Collection entries:
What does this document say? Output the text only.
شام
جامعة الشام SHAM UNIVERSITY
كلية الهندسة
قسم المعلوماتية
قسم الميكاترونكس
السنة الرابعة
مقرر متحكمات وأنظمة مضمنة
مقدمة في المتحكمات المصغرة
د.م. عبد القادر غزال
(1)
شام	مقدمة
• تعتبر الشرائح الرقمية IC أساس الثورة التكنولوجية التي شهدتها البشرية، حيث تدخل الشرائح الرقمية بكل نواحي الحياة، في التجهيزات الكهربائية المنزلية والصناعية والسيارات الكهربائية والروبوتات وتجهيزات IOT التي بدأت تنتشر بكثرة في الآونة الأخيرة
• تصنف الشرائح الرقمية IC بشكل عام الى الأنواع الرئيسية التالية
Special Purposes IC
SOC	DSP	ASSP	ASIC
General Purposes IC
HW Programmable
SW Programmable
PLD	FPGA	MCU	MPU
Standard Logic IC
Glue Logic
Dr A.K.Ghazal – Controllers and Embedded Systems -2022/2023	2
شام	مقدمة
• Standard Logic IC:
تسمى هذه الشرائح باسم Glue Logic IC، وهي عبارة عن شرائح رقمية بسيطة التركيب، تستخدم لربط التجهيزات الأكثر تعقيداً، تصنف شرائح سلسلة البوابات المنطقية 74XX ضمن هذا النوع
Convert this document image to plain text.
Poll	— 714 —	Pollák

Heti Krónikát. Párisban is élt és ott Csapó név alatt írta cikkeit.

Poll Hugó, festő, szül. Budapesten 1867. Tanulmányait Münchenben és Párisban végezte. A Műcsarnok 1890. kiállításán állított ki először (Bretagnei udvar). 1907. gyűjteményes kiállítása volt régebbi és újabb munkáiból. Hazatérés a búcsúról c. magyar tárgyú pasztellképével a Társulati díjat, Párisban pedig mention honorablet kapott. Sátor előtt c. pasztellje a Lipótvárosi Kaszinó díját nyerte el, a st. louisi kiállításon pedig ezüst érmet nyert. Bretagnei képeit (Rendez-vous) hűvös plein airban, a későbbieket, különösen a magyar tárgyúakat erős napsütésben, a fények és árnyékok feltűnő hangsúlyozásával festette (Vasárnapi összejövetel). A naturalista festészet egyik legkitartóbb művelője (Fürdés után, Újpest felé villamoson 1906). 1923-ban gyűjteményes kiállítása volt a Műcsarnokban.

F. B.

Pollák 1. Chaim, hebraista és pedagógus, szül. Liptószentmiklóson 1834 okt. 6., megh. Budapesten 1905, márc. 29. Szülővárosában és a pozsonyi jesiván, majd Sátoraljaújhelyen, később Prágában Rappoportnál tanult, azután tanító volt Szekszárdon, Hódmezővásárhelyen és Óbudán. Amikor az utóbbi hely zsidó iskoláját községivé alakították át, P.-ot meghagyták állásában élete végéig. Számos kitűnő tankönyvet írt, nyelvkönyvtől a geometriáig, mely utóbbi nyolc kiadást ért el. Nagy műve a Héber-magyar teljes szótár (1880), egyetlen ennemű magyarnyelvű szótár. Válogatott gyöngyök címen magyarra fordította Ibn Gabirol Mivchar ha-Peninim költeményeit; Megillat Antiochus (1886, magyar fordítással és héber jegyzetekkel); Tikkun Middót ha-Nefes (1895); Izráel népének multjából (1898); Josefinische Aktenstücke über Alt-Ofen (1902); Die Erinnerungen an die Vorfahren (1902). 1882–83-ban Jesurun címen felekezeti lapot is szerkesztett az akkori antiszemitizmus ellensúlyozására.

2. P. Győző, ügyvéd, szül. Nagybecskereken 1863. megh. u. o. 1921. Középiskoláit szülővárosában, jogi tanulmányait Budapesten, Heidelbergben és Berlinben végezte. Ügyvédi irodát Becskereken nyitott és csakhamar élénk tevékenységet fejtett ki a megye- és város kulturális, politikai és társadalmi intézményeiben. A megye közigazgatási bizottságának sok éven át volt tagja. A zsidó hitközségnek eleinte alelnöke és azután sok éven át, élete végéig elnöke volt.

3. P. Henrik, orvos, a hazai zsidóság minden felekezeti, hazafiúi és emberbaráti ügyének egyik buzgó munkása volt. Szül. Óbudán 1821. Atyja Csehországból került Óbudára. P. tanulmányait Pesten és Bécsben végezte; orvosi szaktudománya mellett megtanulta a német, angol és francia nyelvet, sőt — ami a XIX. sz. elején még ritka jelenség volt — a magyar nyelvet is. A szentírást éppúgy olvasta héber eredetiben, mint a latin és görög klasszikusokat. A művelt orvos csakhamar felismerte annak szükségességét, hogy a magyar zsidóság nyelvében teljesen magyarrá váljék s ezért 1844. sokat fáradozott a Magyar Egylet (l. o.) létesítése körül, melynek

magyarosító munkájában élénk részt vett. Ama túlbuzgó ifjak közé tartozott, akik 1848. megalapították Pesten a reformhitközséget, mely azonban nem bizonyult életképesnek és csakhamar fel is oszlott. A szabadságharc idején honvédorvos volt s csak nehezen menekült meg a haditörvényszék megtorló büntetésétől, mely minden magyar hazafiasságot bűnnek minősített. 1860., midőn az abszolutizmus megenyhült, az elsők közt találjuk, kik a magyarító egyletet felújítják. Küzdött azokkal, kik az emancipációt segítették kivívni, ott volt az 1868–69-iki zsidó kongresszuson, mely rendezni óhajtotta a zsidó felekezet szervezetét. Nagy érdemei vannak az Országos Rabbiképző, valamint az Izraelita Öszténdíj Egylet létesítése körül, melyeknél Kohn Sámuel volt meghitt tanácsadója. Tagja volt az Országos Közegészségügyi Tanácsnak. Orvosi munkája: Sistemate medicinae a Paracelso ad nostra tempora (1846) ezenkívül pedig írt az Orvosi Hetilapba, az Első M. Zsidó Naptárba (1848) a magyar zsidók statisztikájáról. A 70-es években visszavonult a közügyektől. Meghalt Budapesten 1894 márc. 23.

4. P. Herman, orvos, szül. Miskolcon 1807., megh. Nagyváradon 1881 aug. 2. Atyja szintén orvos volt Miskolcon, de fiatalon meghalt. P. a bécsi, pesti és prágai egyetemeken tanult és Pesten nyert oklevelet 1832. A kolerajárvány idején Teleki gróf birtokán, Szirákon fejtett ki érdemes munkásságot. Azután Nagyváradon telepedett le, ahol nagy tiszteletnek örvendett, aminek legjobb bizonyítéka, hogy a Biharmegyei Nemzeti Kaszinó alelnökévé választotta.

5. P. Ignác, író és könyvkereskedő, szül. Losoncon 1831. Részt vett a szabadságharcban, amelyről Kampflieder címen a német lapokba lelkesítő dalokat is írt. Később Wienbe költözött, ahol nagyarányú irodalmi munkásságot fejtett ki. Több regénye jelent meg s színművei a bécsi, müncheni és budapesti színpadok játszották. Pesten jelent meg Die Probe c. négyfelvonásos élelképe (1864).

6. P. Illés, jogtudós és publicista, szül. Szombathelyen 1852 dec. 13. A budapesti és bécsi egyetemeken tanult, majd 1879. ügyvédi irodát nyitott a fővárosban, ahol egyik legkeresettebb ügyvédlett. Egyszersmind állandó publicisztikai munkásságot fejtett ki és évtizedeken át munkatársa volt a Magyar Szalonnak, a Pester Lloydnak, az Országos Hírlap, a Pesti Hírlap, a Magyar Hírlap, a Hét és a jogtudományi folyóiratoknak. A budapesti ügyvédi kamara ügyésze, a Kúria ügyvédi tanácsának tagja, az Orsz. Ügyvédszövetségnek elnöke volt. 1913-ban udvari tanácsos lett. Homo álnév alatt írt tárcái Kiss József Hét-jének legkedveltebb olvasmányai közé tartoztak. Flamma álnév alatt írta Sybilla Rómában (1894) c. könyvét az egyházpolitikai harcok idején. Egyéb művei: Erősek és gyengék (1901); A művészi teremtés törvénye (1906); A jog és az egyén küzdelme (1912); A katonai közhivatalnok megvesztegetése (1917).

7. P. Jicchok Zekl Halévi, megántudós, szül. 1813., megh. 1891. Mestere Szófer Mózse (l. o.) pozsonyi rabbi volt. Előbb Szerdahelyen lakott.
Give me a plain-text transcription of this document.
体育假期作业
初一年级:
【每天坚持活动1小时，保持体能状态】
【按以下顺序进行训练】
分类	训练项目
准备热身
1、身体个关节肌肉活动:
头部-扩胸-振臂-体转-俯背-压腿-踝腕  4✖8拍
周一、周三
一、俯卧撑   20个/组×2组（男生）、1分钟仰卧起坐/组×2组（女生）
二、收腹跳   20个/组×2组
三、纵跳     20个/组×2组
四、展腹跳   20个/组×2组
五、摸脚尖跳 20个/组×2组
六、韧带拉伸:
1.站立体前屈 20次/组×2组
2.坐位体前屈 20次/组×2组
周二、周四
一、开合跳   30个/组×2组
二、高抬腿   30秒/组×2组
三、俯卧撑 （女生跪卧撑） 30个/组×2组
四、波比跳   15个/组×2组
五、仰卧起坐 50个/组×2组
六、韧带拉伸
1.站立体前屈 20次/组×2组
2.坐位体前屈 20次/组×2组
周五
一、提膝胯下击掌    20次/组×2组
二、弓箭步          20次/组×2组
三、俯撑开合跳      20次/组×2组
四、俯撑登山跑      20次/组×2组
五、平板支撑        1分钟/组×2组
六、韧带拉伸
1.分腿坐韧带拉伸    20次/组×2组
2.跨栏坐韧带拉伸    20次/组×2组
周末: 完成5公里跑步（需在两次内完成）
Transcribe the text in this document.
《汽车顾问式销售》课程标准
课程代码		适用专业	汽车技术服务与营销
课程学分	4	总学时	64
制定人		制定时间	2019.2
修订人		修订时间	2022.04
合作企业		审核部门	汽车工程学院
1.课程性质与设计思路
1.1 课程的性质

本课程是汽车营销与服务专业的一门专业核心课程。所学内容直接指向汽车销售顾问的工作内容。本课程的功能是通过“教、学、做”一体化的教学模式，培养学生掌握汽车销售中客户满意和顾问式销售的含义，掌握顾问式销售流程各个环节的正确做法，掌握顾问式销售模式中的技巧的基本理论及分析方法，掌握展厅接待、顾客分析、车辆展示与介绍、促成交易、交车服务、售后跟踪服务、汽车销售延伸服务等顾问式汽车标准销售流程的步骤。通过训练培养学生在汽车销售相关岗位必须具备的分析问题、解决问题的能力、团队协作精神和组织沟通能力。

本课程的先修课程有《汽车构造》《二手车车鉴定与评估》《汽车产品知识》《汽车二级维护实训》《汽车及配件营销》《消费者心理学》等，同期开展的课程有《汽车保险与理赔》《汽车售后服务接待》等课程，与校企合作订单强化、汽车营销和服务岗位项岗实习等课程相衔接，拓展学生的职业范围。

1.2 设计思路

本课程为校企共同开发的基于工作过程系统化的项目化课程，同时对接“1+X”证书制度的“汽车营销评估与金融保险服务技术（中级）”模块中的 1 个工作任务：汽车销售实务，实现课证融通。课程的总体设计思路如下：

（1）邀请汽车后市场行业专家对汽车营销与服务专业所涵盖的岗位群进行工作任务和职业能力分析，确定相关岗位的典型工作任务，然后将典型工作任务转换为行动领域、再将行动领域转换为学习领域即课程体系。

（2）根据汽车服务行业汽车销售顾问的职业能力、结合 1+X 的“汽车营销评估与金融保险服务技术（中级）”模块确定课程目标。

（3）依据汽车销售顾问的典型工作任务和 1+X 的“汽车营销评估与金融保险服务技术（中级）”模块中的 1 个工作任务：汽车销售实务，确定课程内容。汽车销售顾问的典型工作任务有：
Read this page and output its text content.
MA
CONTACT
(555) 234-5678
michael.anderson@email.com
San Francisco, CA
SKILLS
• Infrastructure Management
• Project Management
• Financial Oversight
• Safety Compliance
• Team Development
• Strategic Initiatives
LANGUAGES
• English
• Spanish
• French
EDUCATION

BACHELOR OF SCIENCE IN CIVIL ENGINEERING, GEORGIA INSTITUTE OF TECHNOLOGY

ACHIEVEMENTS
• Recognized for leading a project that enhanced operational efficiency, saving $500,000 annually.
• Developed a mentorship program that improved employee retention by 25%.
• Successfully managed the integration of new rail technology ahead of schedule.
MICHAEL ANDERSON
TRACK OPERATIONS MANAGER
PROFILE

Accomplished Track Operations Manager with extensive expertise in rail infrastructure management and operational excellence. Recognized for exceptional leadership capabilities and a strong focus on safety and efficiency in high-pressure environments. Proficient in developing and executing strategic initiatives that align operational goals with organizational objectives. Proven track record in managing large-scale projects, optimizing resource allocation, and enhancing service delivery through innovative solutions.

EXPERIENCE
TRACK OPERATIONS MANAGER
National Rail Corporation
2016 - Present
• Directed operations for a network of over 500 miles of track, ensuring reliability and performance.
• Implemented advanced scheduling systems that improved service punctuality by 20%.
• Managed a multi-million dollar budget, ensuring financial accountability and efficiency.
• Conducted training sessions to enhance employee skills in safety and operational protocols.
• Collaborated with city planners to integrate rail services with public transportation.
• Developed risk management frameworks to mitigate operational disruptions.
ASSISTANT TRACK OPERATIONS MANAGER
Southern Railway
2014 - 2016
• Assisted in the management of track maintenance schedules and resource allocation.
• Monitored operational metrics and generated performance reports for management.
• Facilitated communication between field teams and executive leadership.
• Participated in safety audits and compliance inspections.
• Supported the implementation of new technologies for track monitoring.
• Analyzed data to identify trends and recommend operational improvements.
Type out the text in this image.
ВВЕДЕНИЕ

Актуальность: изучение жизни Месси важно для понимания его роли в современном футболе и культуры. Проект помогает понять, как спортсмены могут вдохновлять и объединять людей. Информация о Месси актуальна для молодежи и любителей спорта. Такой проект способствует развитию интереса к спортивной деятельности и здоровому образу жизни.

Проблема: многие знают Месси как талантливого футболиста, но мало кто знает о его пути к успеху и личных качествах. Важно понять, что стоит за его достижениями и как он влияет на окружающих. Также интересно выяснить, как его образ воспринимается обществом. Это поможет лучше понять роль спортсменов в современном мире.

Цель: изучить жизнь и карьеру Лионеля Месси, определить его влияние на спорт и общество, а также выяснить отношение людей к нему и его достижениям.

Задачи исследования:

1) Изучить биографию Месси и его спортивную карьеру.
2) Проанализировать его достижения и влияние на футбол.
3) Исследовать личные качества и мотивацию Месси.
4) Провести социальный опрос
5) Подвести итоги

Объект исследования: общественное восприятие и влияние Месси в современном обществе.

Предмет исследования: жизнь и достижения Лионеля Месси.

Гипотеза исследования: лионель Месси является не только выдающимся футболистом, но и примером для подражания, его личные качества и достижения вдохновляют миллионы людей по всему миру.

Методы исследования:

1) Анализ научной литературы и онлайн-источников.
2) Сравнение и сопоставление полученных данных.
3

THE REQUEST
Look through the listing above. Pick out each line with "الرقمية" and copy it.

THE RESULT
• تعتبر الشرائح الرقمية IC أساس الثورة التكنولوجية التي شهدتها البشرية، حيث تدخل الشرائح الرقمية بكل نواحي الحياة، في التجهيزات الكهربائية المنزلية والصناعية والسيارات الكهربائية والروبوتات وتجهيزات IOT التي بدأت تنتشر بكثرة في الآونة الأخيرة
• تصنف الشرائح الرقمية IC بشكل عام الى الأنواع الرئيسية التالية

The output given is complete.